Collection entries
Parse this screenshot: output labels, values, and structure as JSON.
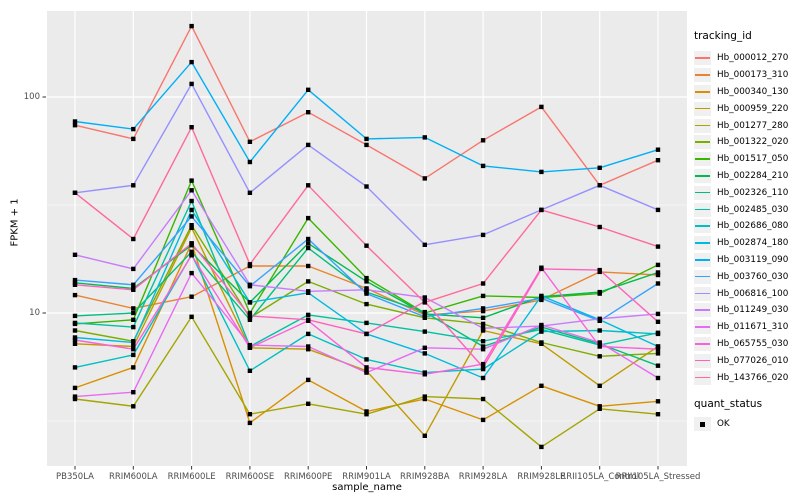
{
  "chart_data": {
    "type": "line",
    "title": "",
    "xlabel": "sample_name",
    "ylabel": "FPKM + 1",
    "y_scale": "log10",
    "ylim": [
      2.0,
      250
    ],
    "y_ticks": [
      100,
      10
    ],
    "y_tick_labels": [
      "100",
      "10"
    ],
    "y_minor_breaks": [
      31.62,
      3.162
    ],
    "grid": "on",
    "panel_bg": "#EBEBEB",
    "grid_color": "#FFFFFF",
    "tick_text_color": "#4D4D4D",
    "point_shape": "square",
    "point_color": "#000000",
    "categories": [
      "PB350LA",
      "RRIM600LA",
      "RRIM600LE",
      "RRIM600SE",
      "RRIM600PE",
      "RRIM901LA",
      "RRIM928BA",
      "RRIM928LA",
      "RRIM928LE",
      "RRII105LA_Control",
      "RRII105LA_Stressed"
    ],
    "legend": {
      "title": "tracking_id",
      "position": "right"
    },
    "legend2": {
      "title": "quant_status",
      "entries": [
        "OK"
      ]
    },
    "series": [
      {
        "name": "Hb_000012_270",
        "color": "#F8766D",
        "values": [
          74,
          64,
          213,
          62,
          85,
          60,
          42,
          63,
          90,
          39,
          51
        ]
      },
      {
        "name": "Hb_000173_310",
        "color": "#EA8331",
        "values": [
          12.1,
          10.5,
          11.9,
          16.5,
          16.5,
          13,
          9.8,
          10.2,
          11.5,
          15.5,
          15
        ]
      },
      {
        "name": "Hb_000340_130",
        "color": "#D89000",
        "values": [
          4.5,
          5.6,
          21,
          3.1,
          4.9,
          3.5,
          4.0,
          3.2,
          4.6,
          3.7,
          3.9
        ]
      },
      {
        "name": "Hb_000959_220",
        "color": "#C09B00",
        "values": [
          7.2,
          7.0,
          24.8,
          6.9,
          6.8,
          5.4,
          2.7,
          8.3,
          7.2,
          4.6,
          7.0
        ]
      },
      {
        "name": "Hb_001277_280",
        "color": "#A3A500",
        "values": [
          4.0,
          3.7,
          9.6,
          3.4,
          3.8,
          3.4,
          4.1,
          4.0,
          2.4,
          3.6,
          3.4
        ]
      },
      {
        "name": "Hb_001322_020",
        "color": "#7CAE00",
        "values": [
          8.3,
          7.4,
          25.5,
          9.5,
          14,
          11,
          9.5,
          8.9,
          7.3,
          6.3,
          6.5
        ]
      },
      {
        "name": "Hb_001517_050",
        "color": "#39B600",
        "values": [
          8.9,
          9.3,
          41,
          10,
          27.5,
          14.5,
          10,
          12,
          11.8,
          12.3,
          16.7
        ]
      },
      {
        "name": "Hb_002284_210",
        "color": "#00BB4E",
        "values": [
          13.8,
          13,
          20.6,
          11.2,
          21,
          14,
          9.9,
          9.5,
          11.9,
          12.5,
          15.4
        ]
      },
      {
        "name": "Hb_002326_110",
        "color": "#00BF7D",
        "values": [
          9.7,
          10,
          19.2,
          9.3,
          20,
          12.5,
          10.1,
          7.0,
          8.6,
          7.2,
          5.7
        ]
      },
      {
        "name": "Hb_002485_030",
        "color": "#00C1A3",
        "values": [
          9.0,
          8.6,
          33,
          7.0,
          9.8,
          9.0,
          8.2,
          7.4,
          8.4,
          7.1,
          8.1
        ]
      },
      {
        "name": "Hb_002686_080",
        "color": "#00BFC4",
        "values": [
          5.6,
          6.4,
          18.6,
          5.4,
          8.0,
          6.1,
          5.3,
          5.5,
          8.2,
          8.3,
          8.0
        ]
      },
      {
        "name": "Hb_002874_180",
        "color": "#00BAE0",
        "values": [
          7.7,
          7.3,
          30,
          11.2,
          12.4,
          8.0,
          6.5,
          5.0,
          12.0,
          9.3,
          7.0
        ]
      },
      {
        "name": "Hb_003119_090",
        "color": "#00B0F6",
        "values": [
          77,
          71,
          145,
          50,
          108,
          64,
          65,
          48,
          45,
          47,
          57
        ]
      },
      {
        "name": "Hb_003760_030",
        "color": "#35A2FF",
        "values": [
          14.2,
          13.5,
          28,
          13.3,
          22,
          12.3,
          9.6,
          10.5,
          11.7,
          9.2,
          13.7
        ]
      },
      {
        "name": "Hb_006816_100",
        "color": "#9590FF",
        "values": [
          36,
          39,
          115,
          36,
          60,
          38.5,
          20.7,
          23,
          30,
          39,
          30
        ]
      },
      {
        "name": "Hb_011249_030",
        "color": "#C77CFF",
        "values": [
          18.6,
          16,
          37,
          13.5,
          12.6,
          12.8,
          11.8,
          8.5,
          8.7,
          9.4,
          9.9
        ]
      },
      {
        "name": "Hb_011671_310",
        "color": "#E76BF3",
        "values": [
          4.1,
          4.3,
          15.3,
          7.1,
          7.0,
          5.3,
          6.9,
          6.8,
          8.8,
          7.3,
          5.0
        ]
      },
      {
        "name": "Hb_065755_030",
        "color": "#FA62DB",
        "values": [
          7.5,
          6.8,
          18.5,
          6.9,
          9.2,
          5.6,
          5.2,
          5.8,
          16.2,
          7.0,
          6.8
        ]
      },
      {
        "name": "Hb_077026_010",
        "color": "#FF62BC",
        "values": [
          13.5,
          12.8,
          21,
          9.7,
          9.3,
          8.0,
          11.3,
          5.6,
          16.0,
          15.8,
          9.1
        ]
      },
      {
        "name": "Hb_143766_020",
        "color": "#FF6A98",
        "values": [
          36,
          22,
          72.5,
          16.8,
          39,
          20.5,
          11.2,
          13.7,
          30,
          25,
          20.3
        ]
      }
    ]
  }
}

## Work to be completed
Quote each record exactly as it stands, minus the pictures.

## Output of the exercise
Parse this screenshot: output labels, values, and structure as JSON.
{
  "chart_data": {
    "type": "line",
    "title": "",
    "xlabel": "sample_name",
    "ylabel": "FPKM + 1",
    "y_scale": "log10",
    "ylim": [
      2.0,
      250
    ],
    "y_ticks": [
      100,
      10
    ],
    "y_tick_labels": [
      "100",
      "10"
    ],
    "y_minor_breaks": [
      31.62,
      3.162
    ],
    "grid": "on",
    "panel_bg": "#EBEBEB",
    "grid_color": "#FFFFFF",
    "tick_text_color": "#4D4D4D",
    "point_shape": "square",
    "point_color": "#000000",
    "categories": [
      "PB350LA",
      "RRIM600LA",
      "RRIM600LE",
      "RRIM600SE",
      "RRIM600PE",
      "RRIM901LA",
      "RRIM928BA",
      "RRIM928LA",
      "RRIM928LE",
      "RRII105LA_Control",
      "RRII105LA_Stressed"
    ],
    "legend": {
      "title": "tracking_id",
      "position": "right"
    },
    "legend2": {
      "title": "quant_status",
      "entries": [
        "OK"
      ]
    },
    "series": [
      {
        "name": "Hb_000012_270",
        "color": "#F8766D",
        "values": [
          74,
          64,
          213,
          62,
          85,
          60,
          42,
          63,
          90,
          39,
          51
        ]
      },
      {
        "name": "Hb_000173_310",
        "color": "#EA8331",
        "values": [
          12.1,
          10.5,
          11.9,
          16.5,
          16.5,
          13,
          9.8,
          10.2,
          11.5,
          15.5,
          15
        ]
      },
      {
        "name": "Hb_000340_130",
        "color": "#D89000",
        "values": [
          4.5,
          5.6,
          21,
          3.1,
          4.9,
          3.5,
          4.0,
          3.2,
          4.6,
          3.7,
          3.9
        ]
      },
      {
        "name": "Hb_000959_220",
        "color": "#C09B00",
        "values": [
          7.2,
          7.0,
          24.8,
          6.9,
          6.8,
          5.4,
          2.7,
          8.3,
          7.2,
          4.6,
          7.0
        ]
      },
      {
        "name": "Hb_001277_280",
        "color": "#A3A500",
        "values": [
          4.0,
          3.7,
          9.6,
          3.4,
          3.8,
          3.4,
          4.1,
          4.0,
          2.4,
          3.6,
          3.4
        ]
      },
      {
        "name": "Hb_001322_020",
        "color": "#7CAE00",
        "values": [
          8.3,
          7.4,
          25.5,
          9.5,
          14,
          11,
          9.5,
          8.9,
          7.3,
          6.3,
          6.5
        ]
      },
      {
        "name": "Hb_001517_050",
        "color": "#39B600",
        "values": [
          8.9,
          9.3,
          41,
          10,
          27.5,
          14.5,
          10,
          12,
          11.8,
          12.3,
          16.7
        ]
      },
      {
        "name": "Hb_002284_210",
        "color": "#00BB4E",
        "values": [
          13.8,
          13,
          20.6,
          11.2,
          21,
          14,
          9.9,
          9.5,
          11.9,
          12.5,
          15.4
        ]
      },
      {
        "name": "Hb_002326_110",
        "color": "#00BF7D",
        "values": [
          9.7,
          10,
          19.2,
          9.3,
          20,
          12.5,
          10.1,
          7.0,
          8.6,
          7.2,
          5.7
        ]
      },
      {
        "name": "Hb_002485_030",
        "color": "#00C1A3",
        "values": [
          9.0,
          8.6,
          33,
          7.0,
          9.8,
          9.0,
          8.2,
          7.4,
          8.4,
          7.1,
          8.1
        ]
      },
      {
        "name": "Hb_002686_080",
        "color": "#00BFC4",
        "values": [
          5.6,
          6.4,
          18.6,
          5.4,
          8.0,
          6.1,
          5.3,
          5.5,
          8.2,
          8.3,
          8.0
        ]
      },
      {
        "name": "Hb_002874_180",
        "color": "#00BAE0",
        "values": [
          7.7,
          7.3,
          30,
          11.2,
          12.4,
          8.0,
          6.5,
          5.0,
          12.0,
          9.3,
          7.0
        ]
      },
      {
        "name": "Hb_003119_090",
        "color": "#00B0F6",
        "values": [
          77,
          71,
          145,
          50,
          108,
          64,
          65,
          48,
          45,
          47,
          57
        ]
      },
      {
        "name": "Hb_003760_030",
        "color": "#35A2FF",
        "values": [
          14.2,
          13.5,
          28,
          13.3,
          22,
          12.3,
          9.6,
          10.5,
          11.7,
          9.2,
          13.7
        ]
      },
      {
        "name": "Hb_006816_100",
        "color": "#9590FF",
        "values": [
          36,
          39,
          115,
          36,
          60,
          38.5,
          20.7,
          23,
          30,
          39,
          30
        ]
      },
      {
        "name": "Hb_011249_030",
        "color": "#C77CFF",
        "values": [
          18.6,
          16,
          37,
          13.5,
          12.6,
          12.8,
          11.8,
          8.5,
          8.7,
          9.4,
          9.9
        ]
      },
      {
        "name": "Hb_011671_310",
        "color": "#E76BF3",
        "values": [
          4.1,
          4.3,
          15.3,
          7.1,
          7.0,
          5.3,
          6.9,
          6.8,
          8.8,
          7.3,
          5.0
        ]
      },
      {
        "name": "Hb_065755_030",
        "color": "#FA62DB",
        "values": [
          7.5,
          6.8,
          18.5,
          6.9,
          9.2,
          5.6,
          5.2,
          5.8,
          16.2,
          7.0,
          6.8
        ]
      },
      {
        "name": "Hb_077026_010",
        "color": "#FF62BC",
        "values": [
          13.5,
          12.8,
          21,
          9.7,
          9.3,
          8.0,
          11.3,
          5.6,
          16.0,
          15.8,
          9.1
        ]
      },
      {
        "name": "Hb_143766_020",
        "color": "#FF6A98",
        "values": [
          36,
          22,
          72.5,
          16.8,
          39,
          20.5,
          11.2,
          13.7,
          30,
          25,
          20.3
        ]
      }
    ]
  }
}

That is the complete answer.